DATA FOR THIS EXERCISE:
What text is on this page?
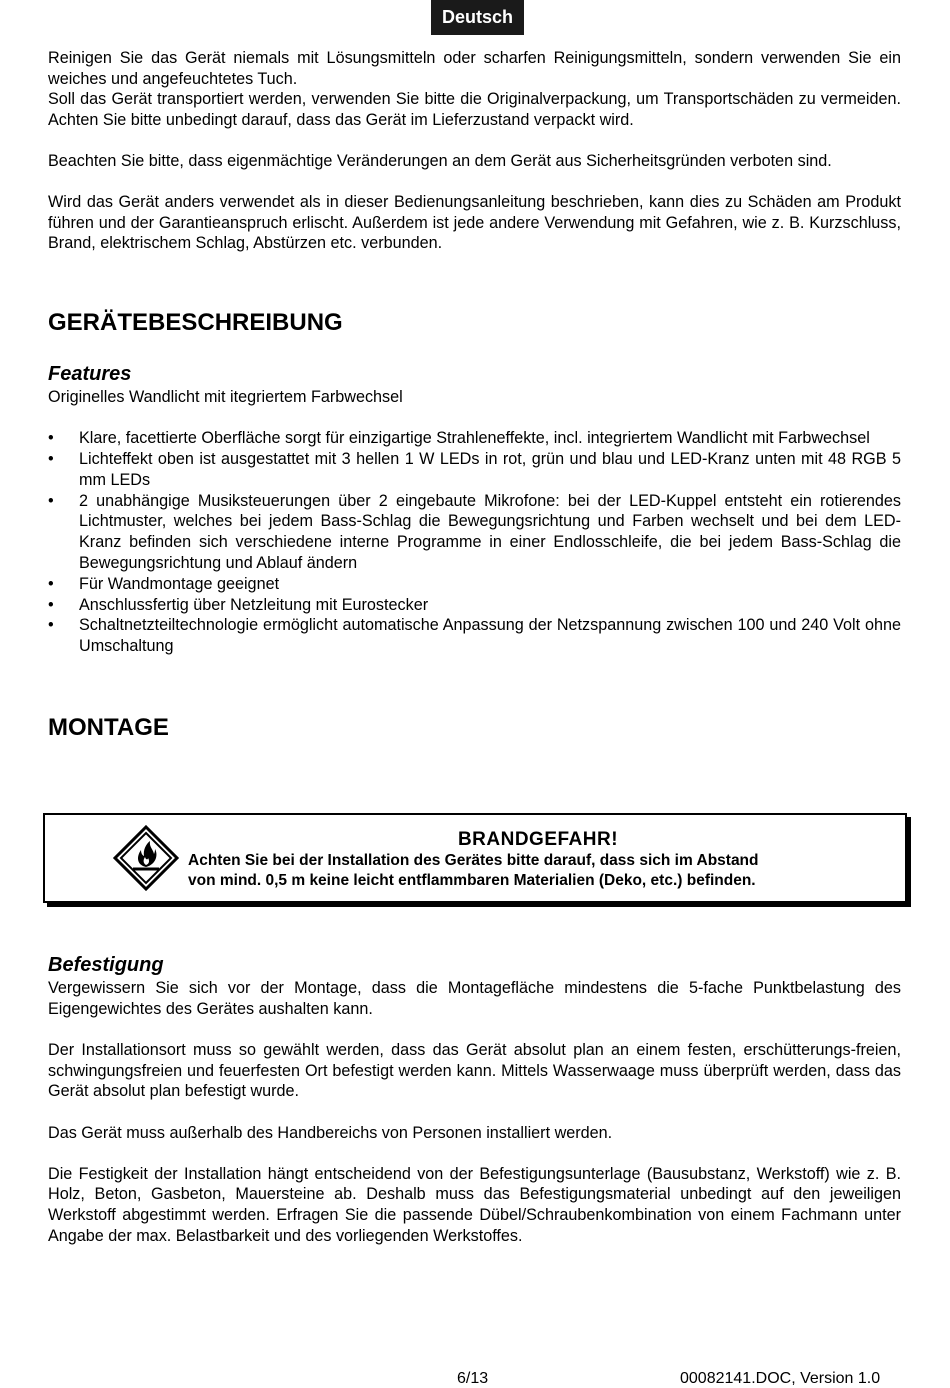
Deutsch

Reinigen Sie das Gerät niemals mit Lösungsmitteln oder scharfen Reinigungsmitteln, sondern verwenden Sie ein weiches und angefeuchtetes Tuch.

Soll das Gerät transportiert werden, verwenden Sie bitte die Originalverpackung, um Transportschäden zu vermeiden. Achten Sie bitte unbedingt darauf, dass das Gerät im Lieferzustand verpackt wird.

Beachten Sie bitte, dass eigenmächtige Veränderungen an dem Gerät aus Sicherheitsgründen verboten sind.

Wird das Gerät anders verwendet als in dieser Bedienungsanleitung beschrieben, kann dies zu Schäden am Produkt führen und der Garantieanspruch erlischt. Außerdem ist jede andere Verwendung mit Gefahren, wie z. B. Kurzschluss, Brand, elektrischem Schlag, Abstürzen etc. verbunden.

GERÄTEBESCHREIBUNG
Features

Originelles Wandlicht mit itegriertem Farbwechsel

• Klare, facettierte Oberfläche sorgt für einzigartige Strahleneffekte, incl. integriertem Wandlicht mit Farbwechsel
• Lichteffekt oben ist ausgestattet mit 3 hellen 1 W LEDs in rot, grün und blau und LED-Kranz unten mit 48 RGB 5 mm LEDs
• 2 unabhängige Musiksteuerungen über 2 eingebaute Mikrofone: bei der LED-Kuppel entsteht ein rotierendes Lichtmuster, welches bei jedem Bass-Schlag die Bewegungsrichtung und Farben wechselt und bei dem LED-Kranz befinden sich verschiedene interne Programme in einer Endlosschleife, die bei jedem Bass-Schlag die Bewegungsrichtung und Ablauf ändern
• Für Wandmontage geeignet
• Anschlussfertig über Netzleitung mit Eurostecker
• Schaltnetzteiltechnologie ermöglicht automatische Anpassung der Netzspannung zwischen 100 und 240 Volt ohne Umschaltung
MONTAGE

Befestigung

Vergewissern Sie sich vor der Montage, dass die Montagefläche mindestens die 5-fache Punktbelastung des Eigengewichtes des Gerätes aushalten kann.

Der Installationsort muss so gewählt werden, dass das Gerät absolut plan an einem festen, erschütterungs-freien, schwingungsfreien und feuerfesten Ort befestigt werden kann. Mittels Wasserwaage muss überprüft werden, dass das Gerät absolut plan befestigt wurde.

Das Gerät muss außerhalb des Handbereichs von Personen installiert werden.

Die Festigkeit der Installation hängt entscheidend von der Befestigungsunterlage (Bausubstanz, Werkstoff) wie z. B. Holz, Beton, Gasbeton, Mauersteine ab. Deshalb muss das Befestigungsmaterial unbedingt auf den jeweiligen Werkstoff abgestimmt werden. Erfragen Sie die passende Dübel/Schraubenkombination von einem Fachmann unter Angabe der max. Belastbarkeit und des vorliegenden Werkstoffes.

BRANDGEFAHR!
Achten Sie bei der Installation des Gerätes bitte darauf, dass sich im Abstand
von mind. 0,5 m keine leicht entflammbaren Materialien (Deko, etc.) befinden.
6/13	00082141.DOC, Version 1.0
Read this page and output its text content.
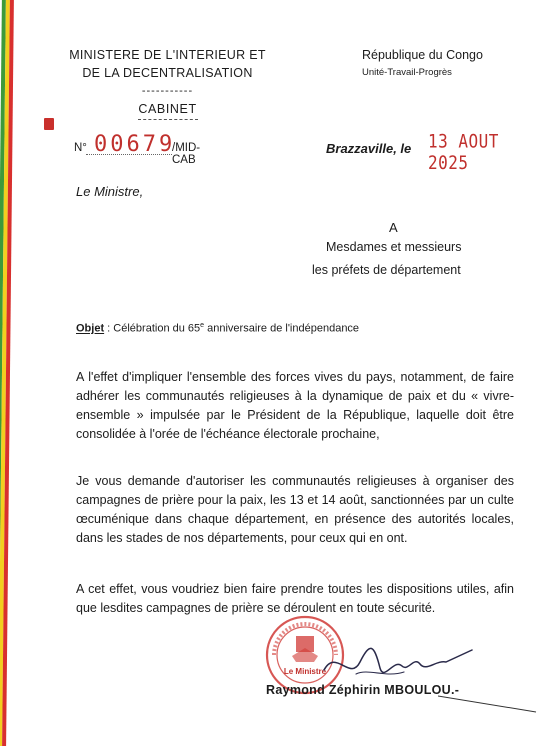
MINISTERE DE L'INTERIEUR ET
DE LA DECENTRALISATION
-----------
CABINET
République du Congo
Unité-Travail-Progrès
N° 00679
/MID-CAB
Brazzaville, le 13 AOUT 2025
Le Ministre,
A
Mesdames et messieurs
les préfets de département
Objet : Célébration du 65e anniversaire de l'indépendance
A l'effet d'impliquer l'ensemble des forces vives du pays, notamment, de faire adhérer les communautés religieuses à la dynamique de paix et du « vivre-ensemble » impulsée par le Président de la République, laquelle doit être consolidée à l'orée de l'échéance électorale prochaine,
Je vous demande d'autoriser les communautés religieuses à organiser des campagnes de prière pour la paix, les 13 et 14 août, sanctionnées par un culte œcuménique dans chaque département, en présence des autorités locales, dans les stades de nos départements, pour ceux qui en ont.
A cet effet, vous voudriez bien faire prendre toutes les dispositions utiles, afin que lesdites campagnes de prière se déroulent en toute sécurité.
Le Ministre
Raymond Zéphirin MBOULOU.-
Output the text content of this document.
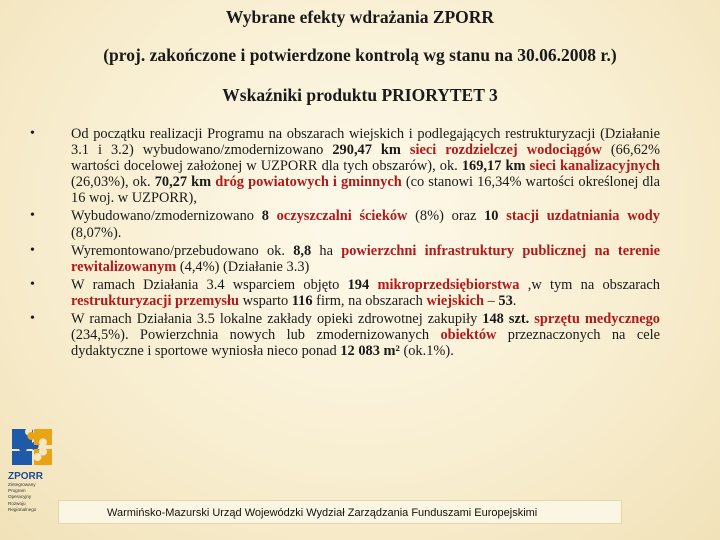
Wybrane efekty wdrażania ZPORR
(proj. zakończone i potwierdzone kontrolą wg stanu na 30.06.2008 r.)
Wskaźniki produktu PRIORYTET 3
•	Od początku realizacji Programu na obszarach wiejskich i podlegających restrukturyzacji (Działanie 3.1 i 3.2) wybudowano/zmodernizowano 290,47 km sieci rozdzielczej wodociągów (66,62% wartości docelowej założonej w UZPORR dla tych obszarów), ok. 169,17 km sieci kanalizacyjnych (26,03%), ok. 70,27 km dróg powiatowych i gminnych (co stanowi 16,34% wartości określonej dla 16 woj. w UZPORR),
•	Wybudowano/zmodernizowano 8 oczyszczalni ścieków (8%) oraz 10 stacji uzdatniania wody (8,07%).
•	Wyremontowano/przebudowano ok. 8,8 ha powierzchni infrastruktury publicznej na terenie rewitalizowanym (4,4%) (Działanie 3.3)
•	W ramach Działania 3.4 wsparciem objęto 194 mikroprzedsiębiorstwa ,w tym na obszarach restrukturyzacji przemysłu wsparto 116 firm, na obszarach wiejskich – 53.
•	W ramach Działania 3.5 lokalne zakłady opieki zdrowotnej zakupiły 148 szt. sprzętu medycznego (234,5%). Powierzchnia nowych lub zmodernizowanych obiektów przeznaczonych na cele dydaktyczne i sportowe wyniosła nieco ponad 12 083 m² (ok.1%).
ZPORR
Zintegrowany
Program
Operacyjny
Rozwoju
Regionalnego	Warmińsko-Mazurski Urząd Wojewódzki Wydział Zarządzania Funduszami Europejskimi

TASK INSTRUCTIONS:
In your copy of the listing above, reproduce each line exactly and omit all pictures.

FINAL RESULT:
What text is on this page?
Deutsch

Reinigen Sie das Gerät niemals mit Lösungsmitteln oder scharfen Reinigungsmitteln, sondern verwenden Sie ein weiches und angefeuchtetes Tuch.

Soll das Gerät transportiert werden, verwenden Sie bitte die Originalverpackung, um Transportschäden zu vermeiden. Achten Sie bitte unbedingt darauf, dass das Gerät im Lieferzustand verpackt wird.

Beachten Sie bitte, dass eigenmächtige Veränderungen an dem Gerät aus Sicherheitsgründen verboten sind.

Wird das Gerät anders verwendet als in dieser Bedienungsanleitung beschrieben, kann dies zu Schäden am Produkt führen und der Garantieanspruch erlischt. Außerdem ist jede andere Verwendung mit Gefahren, wie z. B. Kurzschluss, Brand, elektrischem Schlag, Abstürzen etc. verbunden.

GERÄTEBESCHREIBUNG
Features

Originelles Wandlicht mit itegriertem Farbwechsel

• Klare, facettierte Oberfläche sorgt für einzigartige Strahleneffekte, incl. integriertem Wandlicht mit Farbwechsel
• Lichteffekt oben ist ausgestattet mit 3 hellen 1 W LEDs in rot, grün und blau und LED-Kranz unten mit 48 RGB 5 mm LEDs
• 2 unabhängige Musiksteuerungen über 2 eingebaute Mikrofone: bei der LED-Kuppel entsteht ein rotierendes Lichtmuster, welches bei jedem Bass-Schlag die Bewegungsrichtung und Farben wechselt und bei dem LED-Kranz befinden sich verschiedene interne Programme in einer Endlosschleife, die bei jedem Bass-Schlag die Bewegungsrichtung und Ablauf ändern
• Für Wandmontage geeignet
• Anschlussfertig über Netzleitung mit Eurostecker
• Schaltnetzteiltechnologie ermöglicht automatische Anpassung der Netzspannung zwischen 100 und 240 Volt ohne Umschaltung
MONTAGE

Befestigung

Vergewissern Sie sich vor der Montage, dass die Montagefläche mindestens die 5-fache Punktbelastung des Eigengewichtes des Gerätes aushalten kann.

Der Installationsort muss so gewählt werden, dass das Gerät absolut plan an einem festen, erschütterungs-freien, schwingungsfreien und feuerfesten Ort befestigt werden kann. Mittels Wasserwaage muss überprüft werden, dass das Gerät absolut plan befestigt wurde.

Das Gerät muss außerhalb des Handbereichs von Personen installiert werden.

Die Festigkeit der Installation hängt entscheidend von der Befestigungsunterlage (Bausubstanz, Werkstoff) wie z. B. Holz, Beton, Gasbeton, Mauersteine ab. Deshalb muss das Befestigungsmaterial unbedingt auf den jeweiligen Werkstoff abgestimmt werden. Erfragen Sie die passende Dübel/Schraubenkombination von einem Fachmann unter Angabe der max. Belastbarkeit und des vorliegenden Werkstoffes.

BRANDGEFAHR!
Achten Sie bei der Installation des Gerätes bitte darauf, dass sich im Abstand
von mind. 0,5 m keine leicht entflammbaren Materialien (Deko, etc.) befinden.
6/13	00082141.DOC, Version 1.0
Read this page and output its text content.
MINISTERE DE L'INTERIEUR ET
DE LA DECENTRALISATION
-----------
CABINET
République du Congo
Unité-Travail-Progrès
N° 00679
/MID-CAB
Brazzaville, le 13 AOUT 2025
Le Ministre,
A
Mesdames et messieurs
les préfets de département
Objet : Célébration du 65e anniversaire de l'indépendance
A l'effet d'impliquer l'ensemble des forces vives du pays, notamment, de faire adhérer les communautés religieuses à la dynamique de paix et du « vivre-ensemble » impulsée par le Président de la République, laquelle doit être consolidée à l'orée de l'échéance électorale prochaine,
Je vous demande d'autoriser les communautés religieuses à organiser des campagnes de prière pour la paix, les 13 et 14 août, sanctionnées par un culte œcuménique dans chaque département, en présence des autorités locales, dans les stades de nos départements, pour ceux qui en ont.
A cet effet, vous voudriez bien faire prendre toutes les dispositions utiles, afin que lesdites campagnes de prière se déroulent en toute sécurité.
Le Ministre
Raymond Zéphirin MBOULOU.-
Output the text content of this document.
Wybrane efekty wdrażania ZPORR
(proj. zakończone i potwierdzone kontrolą wg stanu na 30.06.2008 r.)
Wskaźniki produktu PRIORYTET 3
•	Od początku realizacji Programu na obszarach wiejskich i podlegających restrukturyzacji (Działanie 3.1 i 3.2) wybudowano/zmodernizowano 290,47 km sieci rozdzielczej wodociągów (66,62% wartości docelowej założonej w UZPORR dla tych obszarów), ok. 169,17 km sieci kanalizacyjnych (26,03%), ok. 70,27 km dróg powiatowych i gminnych (co stanowi 16,34% wartości określonej dla 16 woj. w UZPORR),
•	Wybudowano/zmodernizowano 8 oczyszczalni ścieków (8%) oraz 10 stacji uzdatniania wody (8,07%).
•	Wyremontowano/przebudowano ok. 8,8 ha powierzchni infrastruktury publicznej na terenie rewitalizowanym (4,4%) (Działanie 3.3)
•	W ramach Działania 3.4 wsparciem objęto 194 mikroprzedsiębiorstwa ,w tym na obszarach restrukturyzacji przemysłu wsparto 116 firm, na obszarach wiejskich – 53.
•	W ramach Działania 3.5 lokalne zakłady opieki zdrowotnej zakupiły 148 szt. sprzętu medycznego (234,5%). Powierzchnia nowych lub zmodernizowanych obiektów przeznaczonych na cele dydaktyczne i sportowe wyniosła nieco ponad 12 083 m² (ok.1%).
ZPORR
Zintegrowany
Program
Operacyjny
Rozwoju
Regionalnego	Warmińsko-Mazurski Urząd Wojewódzki Wydział Zarządzania Funduszami Europejskimi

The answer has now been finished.